(Dataset rows about figures)

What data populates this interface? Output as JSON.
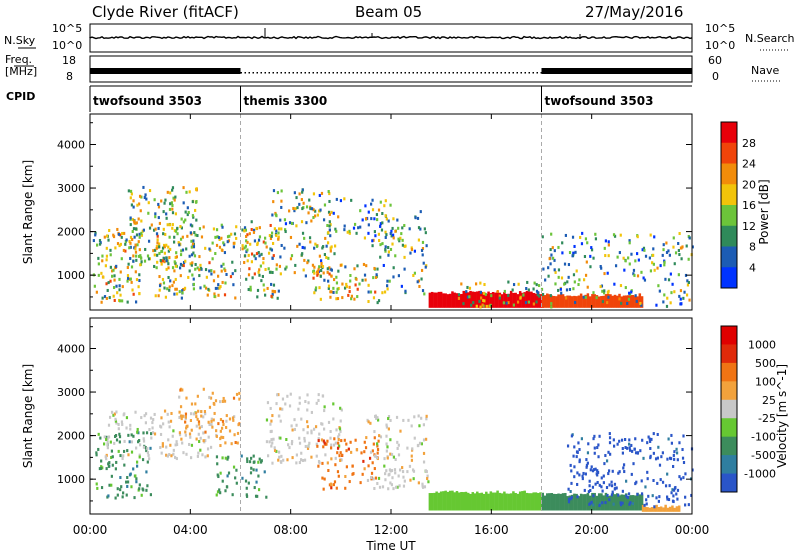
{
  "header": {
    "station": "Clyde River (fitACF)",
    "beam": "Beam 05",
    "date": "27/May/2016"
  },
  "top_panels": {
    "nsky": {
      "label": "N.Sky",
      "left_ticks": [
        "10^5",
        "10^0"
      ],
      "right_label": "N.Search",
      "right_ticks": [
        "10^5",
        "10^0"
      ]
    },
    "freq": {
      "label_top": "Freq.",
      "label_bottom": "[MHz]",
      "left_ticks": [
        "18",
        "8"
      ],
      "right_label": "Nave",
      "right_ticks": [
        "60",
        "0"
      ]
    },
    "cpid": {
      "label": "CPID",
      "segments": [
        {
          "name": "twofsound 3503",
          "start_hour": 0
        },
        {
          "name": "themis 3300",
          "start_hour": 6
        },
        {
          "name": "twofsound 3503",
          "start_hour": 18
        }
      ]
    }
  },
  "time_axis": {
    "label": "Time UT",
    "ticks": [
      "00:00",
      "04:00",
      "08:00",
      "12:00",
      "16:00",
      "20:00",
      "00:00"
    ],
    "range_hours": [
      0,
      24
    ]
  },
  "chart_data": [
    {
      "type": "heatmap",
      "quantity": "Power",
      "ylabel": "Slant Range [km]",
      "yticks": [
        "1000",
        "2000",
        "3000",
        "4000"
      ],
      "ylim": [
        200,
        4700
      ],
      "colorbar_label": "Power [dB]",
      "colorbar_ticks": [
        "28",
        "24",
        "20",
        "16",
        "12",
        "8",
        "4"
      ],
      "colors": [
        "#0033ff",
        "#1c5cb4",
        "#2f8a5a",
        "#6cc43a",
        "#f2c40a",
        "#f28c0a",
        "#f0440a",
        "#e8000a"
      ],
      "scatter_regions": [
        {
          "t": [
            0.1,
            2.0
          ],
          "r": [
            400,
            2100
          ],
          "intensity": 0.6
        },
        {
          "t": [
            1.5,
            4.3
          ],
          "r": [
            1200,
            3100
          ],
          "intensity": 0.5
        },
        {
          "t": [
            2.5,
            5.8
          ],
          "r": [
            500,
            2200
          ],
          "intensity": 0.55
        },
        {
          "t": [
            6.0,
            7.5
          ],
          "r": [
            500,
            2300
          ],
          "intensity": 0.6
        },
        {
          "t": [
            7.2,
            9.6
          ],
          "r": [
            1000,
            3000
          ],
          "intensity": 0.45
        },
        {
          "t": [
            8.8,
            11.5
          ],
          "r": [
            400,
            1300
          ],
          "intensity": 0.6
        },
        {
          "t": [
            9.5,
            12.5
          ],
          "r": [
            1500,
            2800
          ],
          "intensity": 0.3
        },
        {
          "t": [
            11.5,
            13.4
          ],
          "r": [
            600,
            2500
          ],
          "intensity": 0.35
        },
        {
          "t": [
            14.5,
            18.0
          ],
          "r": [
            300,
            900
          ],
          "intensity": 0.5
        },
        {
          "t": [
            18.0,
            24.0
          ],
          "r": [
            300,
            2000
          ],
          "intensity": 0.35
        }
      ],
      "bands": [
        {
          "t": [
            13.5,
            18.0
          ],
          "r": [
            250,
            600
          ],
          "value": 28
        },
        {
          "t": [
            18.0,
            22.0
          ],
          "r": [
            250,
            550
          ],
          "value": 24
        }
      ]
    },
    {
      "type": "heatmap",
      "quantity": "Velocity",
      "ylabel": "Slant Range [km]",
      "yticks": [
        "1000",
        "2000",
        "3000",
        "4000"
      ],
      "ylim": [
        200,
        4700
      ],
      "colorbar_label": "Velocity [m s^-1]",
      "colorbar_ticks": [
        "1000",
        "500",
        "100",
        "25",
        "-25",
        "-100",
        "-500",
        "-1000"
      ],
      "colors": [
        "#2a55c8",
        "#2f7ea0",
        "#3c8c5c",
        "#66c832",
        "#c8c8c8",
        "#f2a23c",
        "#f07414",
        "#e02a0a",
        "#e00000"
      ],
      "scatter_regions": [
        {
          "t": [
            0.2,
            2.5
          ],
          "r": [
            600,
            2100
          ],
          "c": 2
        },
        {
          "t": [
            0.5,
            5.0
          ],
          "r": [
            1500,
            2600
          ],
          "c": 4
        },
        {
          "t": [
            3.5,
            6.0
          ],
          "r": [
            1800,
            3100
          ],
          "c": 5
        },
        {
          "t": [
            5.0,
            7.0
          ],
          "r": [
            600,
            1600
          ],
          "c": 2
        },
        {
          "t": [
            7.0,
            10.0
          ],
          "r": [
            1400,
            3000
          ],
          "c": 4
        },
        {
          "t": [
            9.0,
            11.5
          ],
          "r": [
            800,
            2000
          ],
          "c": 6
        },
        {
          "t": [
            11.0,
            13.5
          ],
          "r": [
            800,
            2500
          ],
          "c": 4
        },
        {
          "t": [
            19.0,
            24.0
          ],
          "r": [
            400,
            2100
          ],
          "c": 0
        }
      ],
      "bands": [
        {
          "t": [
            13.5,
            18.0
          ],
          "r": [
            280,
            700
          ],
          "value_index": 3
        },
        {
          "t": [
            18.0,
            22.0
          ],
          "r": [
            280,
            650
          ],
          "value_index": 2
        },
        {
          "t": [
            22.0,
            23.5
          ],
          "r": [
            250,
            380
          ],
          "value_index": 5
        }
      ]
    }
  ]
}
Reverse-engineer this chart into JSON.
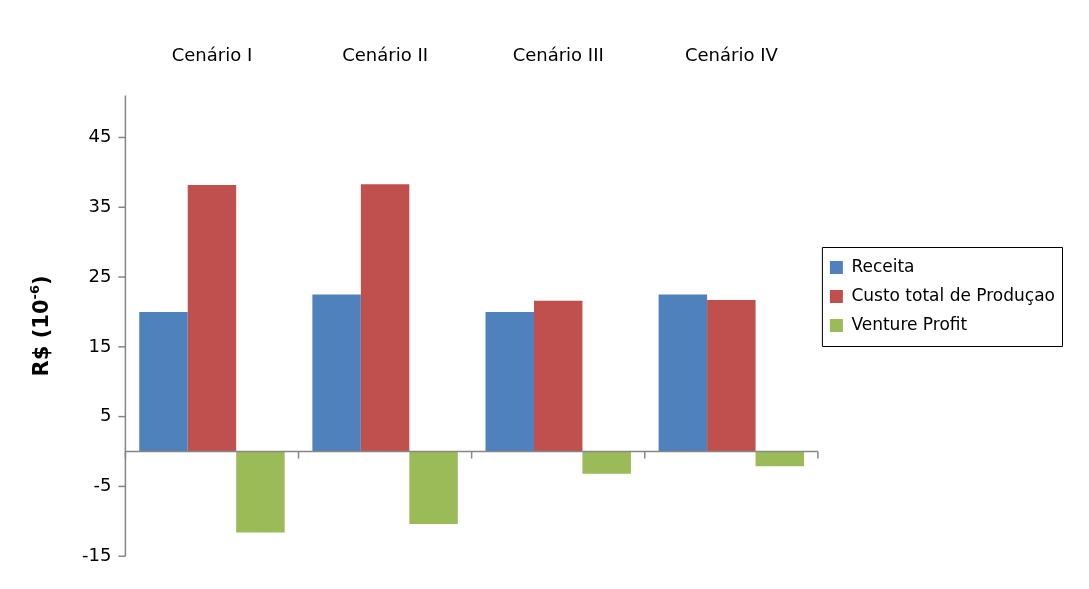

### Written request
Without the pictures, copy the material exactly as given.

### Solution to the problem
What data populates this interface? Output as JSON.
{
  "header": {
    "station": "Clyde River (fitACF)",
    "beam": "Beam 05",
    "date": "27/May/2016"
  },
  "top_panels": {
    "nsky": {
      "label": "N.Sky",
      "left_ticks": [
        "10^5",
        "10^0"
      ],
      "right_label": "N.Search",
      "right_ticks": [
        "10^5",
        "10^0"
      ]
    },
    "freq": {
      "label_top": "Freq.",
      "label_bottom": "[MHz]",
      "left_ticks": [
        "18",
        "8"
      ],
      "right_label": "Nave",
      "right_ticks": [
        "60",
        "0"
      ]
    },
    "cpid": {
      "label": "CPID",
      "segments": [
        {
          "name": "twofsound 3503",
          "start_hour": 0
        },
        {
          "name": "themis 3300",
          "start_hour": 6
        },
        {
          "name": "twofsound 3503",
          "start_hour": 18
        }
      ]
    }
  },
  "time_axis": {
    "label": "Time UT",
    "ticks": [
      "00:00",
      "04:00",
      "08:00",
      "12:00",
      "16:00",
      "20:00",
      "00:00"
    ],
    "range_hours": [
      0,
      24
    ]
  },
  "chart_data": [
    {
      "type": "heatmap",
      "quantity": "Power",
      "ylabel": "Slant Range [km]",
      "yticks": [
        "1000",
        "2000",
        "3000",
        "4000"
      ],
      "ylim": [
        200,
        4700
      ],
      "colorbar_label": "Power [dB]",
      "colorbar_ticks": [
        "28",
        "24",
        "20",
        "16",
        "12",
        "8",
        "4"
      ],
      "colors": [
        "#0033ff",
        "#1c5cb4",
        "#2f8a5a",
        "#6cc43a",
        "#f2c40a",
        "#f28c0a",
        "#f0440a",
        "#e8000a"
      ],
      "scatter_regions": [
        {
          "t": [
            0.1,
            2.0
          ],
          "r": [
            400,
            2100
          ],
          "intensity": 0.6
        },
        {
          "t": [
            1.5,
            4.3
          ],
          "r": [
            1200,
            3100
          ],
          "intensity": 0.5
        },
        {
          "t": [
            2.5,
            5.8
          ],
          "r": [
            500,
            2200
          ],
          "intensity": 0.55
        },
        {
          "t": [
            6.0,
            7.5
          ],
          "r": [
            500,
            2300
          ],
          "intensity": 0.6
        },
        {
          "t": [
            7.2,
            9.6
          ],
          "r": [
            1000,
            3000
          ],
          "intensity": 0.45
        },
        {
          "t": [
            8.8,
            11.5
          ],
          "r": [
            400,
            1300
          ],
          "intensity": 0.6
        },
        {
          "t": [
            9.5,
            12.5
          ],
          "r": [
            1500,
            2800
          ],
          "intensity": 0.3
        },
        {
          "t": [
            11.5,
            13.4
          ],
          "r": [
            600,
            2500
          ],
          "intensity": 0.35
        },
        {
          "t": [
            14.5,
            18.0
          ],
          "r": [
            300,
            900
          ],
          "intensity": 0.5
        },
        {
          "t": [
            18.0,
            24.0
          ],
          "r": [
            300,
            2000
          ],
          "intensity": 0.35
        }
      ],
      "bands": [
        {
          "t": [
            13.5,
            18.0
          ],
          "r": [
            250,
            600
          ],
          "value": 28
        },
        {
          "t": [
            18.0,
            22.0
          ],
          "r": [
            250,
            550
          ],
          "value": 24
        }
      ]
    },
    {
      "type": "heatmap",
      "quantity": "Velocity",
      "ylabel": "Slant Range [km]",
      "yticks": [
        "1000",
        "2000",
        "3000",
        "4000"
      ],
      "ylim": [
        200,
        4700
      ],
      "colorbar_label": "Velocity [m s^-1]",
      "colorbar_ticks": [
        "1000",
        "500",
        "100",
        "25",
        "-25",
        "-100",
        "-500",
        "-1000"
      ],
      "colors": [
        "#2a55c8",
        "#2f7ea0",
        "#3c8c5c",
        "#66c832",
        "#c8c8c8",
        "#f2a23c",
        "#f07414",
        "#e02a0a",
        "#e00000"
      ],
      "scatter_regions": [
        {
          "t": [
            0.2,
            2.5
          ],
          "r": [
            600,
            2100
          ],
          "c": 2
        },
        {
          "t": [
            0.5,
            5.0
          ],
          "r": [
            1500,
            2600
          ],
          "c": 4
        },
        {
          "t": [
            3.5,
            6.0
          ],
          "r": [
            1800,
            3100
          ],
          "c": 5
        },
        {
          "t": [
            5.0,
            7.0
          ],
          "r": [
            600,
            1600
          ],
          "c": 2
        },
        {
          "t": [
            7.0,
            10.0
          ],
          "r": [
            1400,
            3000
          ],
          "c": 4
        },
        {
          "t": [
            9.0,
            11.5
          ],
          "r": [
            800,
            2000
          ],
          "c": 6
        },
        {
          "t": [
            11.0,
            13.5
          ],
          "r": [
            800,
            2500
          ],
          "c": 4
        },
        {
          "t": [
            19.0,
            24.0
          ],
          "r": [
            400,
            2100
          ],
          "c": 0
        }
      ],
      "bands": [
        {
          "t": [
            13.5,
            18.0
          ],
          "r": [
            280,
            700
          ],
          "value_index": 3
        },
        {
          "t": [
            18.0,
            22.0
          ],
          "r": [
            280,
            650
          ],
          "value_index": 2
        },
        {
          "t": [
            22.0,
            23.5
          ],
          "r": [
            250,
            380
          ],
          "value_index": 5
        }
      ]
    }
  ]
}
Reverse-engineer this chart into JSON.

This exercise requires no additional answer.